## THE PROBLEM
Output every line of the data exactly as it appears.

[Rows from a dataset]
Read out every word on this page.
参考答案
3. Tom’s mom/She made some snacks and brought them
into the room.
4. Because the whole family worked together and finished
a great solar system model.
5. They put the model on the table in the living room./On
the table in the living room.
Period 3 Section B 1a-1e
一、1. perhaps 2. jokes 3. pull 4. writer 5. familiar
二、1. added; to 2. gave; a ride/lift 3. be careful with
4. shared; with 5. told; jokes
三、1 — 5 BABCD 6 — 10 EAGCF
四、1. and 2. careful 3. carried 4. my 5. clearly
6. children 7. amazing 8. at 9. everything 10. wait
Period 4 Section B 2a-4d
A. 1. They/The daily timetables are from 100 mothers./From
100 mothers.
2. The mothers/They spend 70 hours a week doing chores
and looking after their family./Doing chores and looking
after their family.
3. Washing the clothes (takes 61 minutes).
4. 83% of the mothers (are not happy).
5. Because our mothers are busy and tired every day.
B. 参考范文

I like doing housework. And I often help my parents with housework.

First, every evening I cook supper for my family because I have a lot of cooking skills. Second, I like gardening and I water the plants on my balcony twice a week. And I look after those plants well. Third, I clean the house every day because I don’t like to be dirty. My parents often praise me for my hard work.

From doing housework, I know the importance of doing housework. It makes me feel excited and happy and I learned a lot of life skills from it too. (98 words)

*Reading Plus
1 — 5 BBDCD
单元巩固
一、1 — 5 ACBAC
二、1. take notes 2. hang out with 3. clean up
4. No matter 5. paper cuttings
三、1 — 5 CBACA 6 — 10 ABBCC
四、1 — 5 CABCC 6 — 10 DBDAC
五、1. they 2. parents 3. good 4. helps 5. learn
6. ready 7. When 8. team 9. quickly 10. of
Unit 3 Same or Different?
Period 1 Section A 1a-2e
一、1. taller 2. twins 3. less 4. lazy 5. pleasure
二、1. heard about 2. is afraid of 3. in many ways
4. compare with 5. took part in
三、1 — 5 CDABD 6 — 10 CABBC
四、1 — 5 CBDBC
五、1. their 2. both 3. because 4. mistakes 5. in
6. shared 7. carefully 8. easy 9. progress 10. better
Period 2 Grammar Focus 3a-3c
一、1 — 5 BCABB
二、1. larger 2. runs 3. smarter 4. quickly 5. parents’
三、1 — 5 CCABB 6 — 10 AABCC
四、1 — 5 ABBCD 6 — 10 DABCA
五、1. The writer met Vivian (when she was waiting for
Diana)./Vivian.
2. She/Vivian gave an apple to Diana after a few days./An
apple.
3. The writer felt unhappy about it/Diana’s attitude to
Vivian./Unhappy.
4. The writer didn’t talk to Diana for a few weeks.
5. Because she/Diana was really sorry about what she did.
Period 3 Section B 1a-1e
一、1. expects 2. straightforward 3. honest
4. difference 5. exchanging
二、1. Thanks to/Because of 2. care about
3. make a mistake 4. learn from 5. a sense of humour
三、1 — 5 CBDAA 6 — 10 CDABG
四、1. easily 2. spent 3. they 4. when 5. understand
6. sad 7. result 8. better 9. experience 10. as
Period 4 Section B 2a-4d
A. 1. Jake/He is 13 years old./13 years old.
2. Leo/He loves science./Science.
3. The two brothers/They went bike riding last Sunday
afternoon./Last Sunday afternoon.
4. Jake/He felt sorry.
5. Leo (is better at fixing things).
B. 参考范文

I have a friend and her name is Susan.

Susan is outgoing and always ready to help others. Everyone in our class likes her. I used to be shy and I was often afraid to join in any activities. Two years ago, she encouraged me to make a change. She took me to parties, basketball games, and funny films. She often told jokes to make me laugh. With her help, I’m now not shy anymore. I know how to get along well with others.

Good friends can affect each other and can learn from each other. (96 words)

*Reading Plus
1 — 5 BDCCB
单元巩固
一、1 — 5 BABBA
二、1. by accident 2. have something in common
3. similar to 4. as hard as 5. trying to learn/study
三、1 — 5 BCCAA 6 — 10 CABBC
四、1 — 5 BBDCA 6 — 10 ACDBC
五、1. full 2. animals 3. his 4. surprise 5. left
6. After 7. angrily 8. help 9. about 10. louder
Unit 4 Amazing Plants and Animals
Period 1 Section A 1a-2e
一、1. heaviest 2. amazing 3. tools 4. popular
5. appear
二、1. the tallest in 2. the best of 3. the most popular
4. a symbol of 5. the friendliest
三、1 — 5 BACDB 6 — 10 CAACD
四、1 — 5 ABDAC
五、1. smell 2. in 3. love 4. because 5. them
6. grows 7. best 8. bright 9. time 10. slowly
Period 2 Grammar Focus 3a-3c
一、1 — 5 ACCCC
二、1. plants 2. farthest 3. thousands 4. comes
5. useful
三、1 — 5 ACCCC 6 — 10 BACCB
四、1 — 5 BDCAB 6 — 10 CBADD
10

## THE ANSWER
Read out every word on this page.
参考答案
3. Tom’s mom/She made some snacks and brought them
into the room.
4. Because the whole family worked together and finished
a great solar system model.
5. They put the model on the table in the living room./On
the table in the living room.
Period 3 Section B 1a-1e
一、1. perhaps 2. jokes 3. pull 4. writer 5. familiar
二、1. added; to 2. gave; a ride/lift 3. be careful with
4. shared; with 5. told; jokes
三、1 — 5 BABCD 6 — 10 EAGCF
四、1. and 2. careful 3. carried 4. my 5. clearly
6. children 7. amazing 8. at 9. everything 10. wait
Period 4 Section B 2a-4d
A. 1. They/The daily timetables are from 100 mothers./From
100 mothers.
2. The mothers/They spend 70 hours a week doing chores
and looking after their family./Doing chores and looking
after their family.
3. Washing the clothes (takes 61 minutes).
4. 83% of the mothers (are not happy).
5. Because our mothers are busy and tired every day.
B. 参考范文

I like doing housework. And I often help my parents with housework.

First, every evening I cook supper for my family because I have a lot of cooking skills. Second, I like gardening and I water the plants on my balcony twice a week. And I look after those plants well. Third, I clean the house every day because I don’t like to be dirty. My parents often praise me for my hard work.

From doing housework, I know the importance of doing housework. It makes me feel excited and happy and I learned a lot of life skills from it too. (98 words)

*Reading Plus
1 — 5 BBDCD
单元巩固
一、1 — 5 ACBAC
二、1. take notes 2. hang out with 3. clean up
4. No matter 5. paper cuttings
三、1 — 5 CBACA 6 — 10 ABBCC
四、1 — 5 CABCC 6 — 10 DBDAC
五、1. they 2. parents 3. good 4. helps 5. learn
6. ready 7. When 8. team 9. quickly 10. of
Unit 3 Same or Different?
Period 1 Section A 1a-2e
一、1. taller 2. twins 3. less 4. lazy 5. pleasure
二、1. heard about 2. is afraid of 3. in many ways
4. compare with 5. took part in
三、1 — 5 CDABD 6 — 10 CABBC
四、1 — 5 CBDBC
五、1. their 2. both 3. because 4. mistakes 5. in
6. shared 7. carefully 8. easy 9. progress 10. better
Period 2 Grammar Focus 3a-3c
一、1 — 5 BCABB
二、1. larger 2. runs 3. smarter 4. quickly 5. parents’
三、1 — 5 CCABB 6 — 10 AABCC
四、1 — 5 ABBCD 6 — 10 DABCA
五、1. The writer met Vivian (when she was waiting for
Diana)./Vivian.
2. She/Vivian gave an apple to Diana after a few days./An
apple.
3. The writer felt unhappy about it/Diana’s attitude to
Vivian./Unhappy.
4. The writer didn’t talk to Diana for a few weeks.
5. Because she/Diana was really sorry about what she did.
Period 3 Section B 1a-1e
一、1. expects 2. straightforward 3. honest
4. difference 5. exchanging
二、1. Thanks to/Because of 2. care about
3. make a mistake 4. learn from 5. a sense of humour
三、1 — 5 CBDAA 6 — 10 CDABG
四、1. easily 2. spent 3. they 4. when 5. understand
6. sad 7. result 8. better 9. experience 10. as
Period 4 Section B 2a-4d
A. 1. Jake/He is 13 years old./13 years old.
2. Leo/He loves science./Science.
3. The two brothers/They went bike riding last Sunday
afternoon./Last Sunday afternoon.
4. Jake/He felt sorry.
5. Leo (is better at fixing things).
B. 参考范文

I have a friend and her name is Susan.

Susan is outgoing and always ready to help others. Everyone in our class likes her. I used to be shy and I was often afraid to join in any activities. Two years ago, she encouraged me to make a change. She took me to parties, basketball games, and funny films. She often told jokes to make me laugh. With her help, I’m now not shy anymore. I know how to get along well with others.

Good friends can affect each other and can learn from each other. (96 words)

*Reading Plus
1 — 5 BDCCB
单元巩固
一、1 — 5 BABBA
二、1. by accident 2. have something in common
3. similar to 4. as hard as 5. trying to learn/study
三、1 — 5 BCCAA 6 — 10 CABBC
四、1 — 5 BBDCA 6 — 10 ACDBC
五、1. full 2. animals 3. his 4. surprise 5. left
6. After 7. angrily 8. help 9. about 10. louder
Unit 4 Amazing Plants and Animals
Period 1 Section A 1a-2e
一、1. heaviest 2. amazing 3. tools 4. popular
5. appear
二、1. the tallest in 2. the best of 3. the most popular
4. a symbol of 5. the friendliest
三、1 — 5 BACDB 6 — 10 CAACD
四、1 — 5 ABDAC
五、1. smell 2. in 3. love 4. because 5. them
6. grows 7. best 8. bright 9. time 10. slowly
Period 2 Grammar Focus 3a-3c
一、1 — 5 ACCCC
二、1. plants 2. farthest 3. thousands 4. comes
5. useful
三、1 — 5 ACCCC 6 — 10 BACCB
四、1 — 5 BDCAB 6 — 10 CBADD
10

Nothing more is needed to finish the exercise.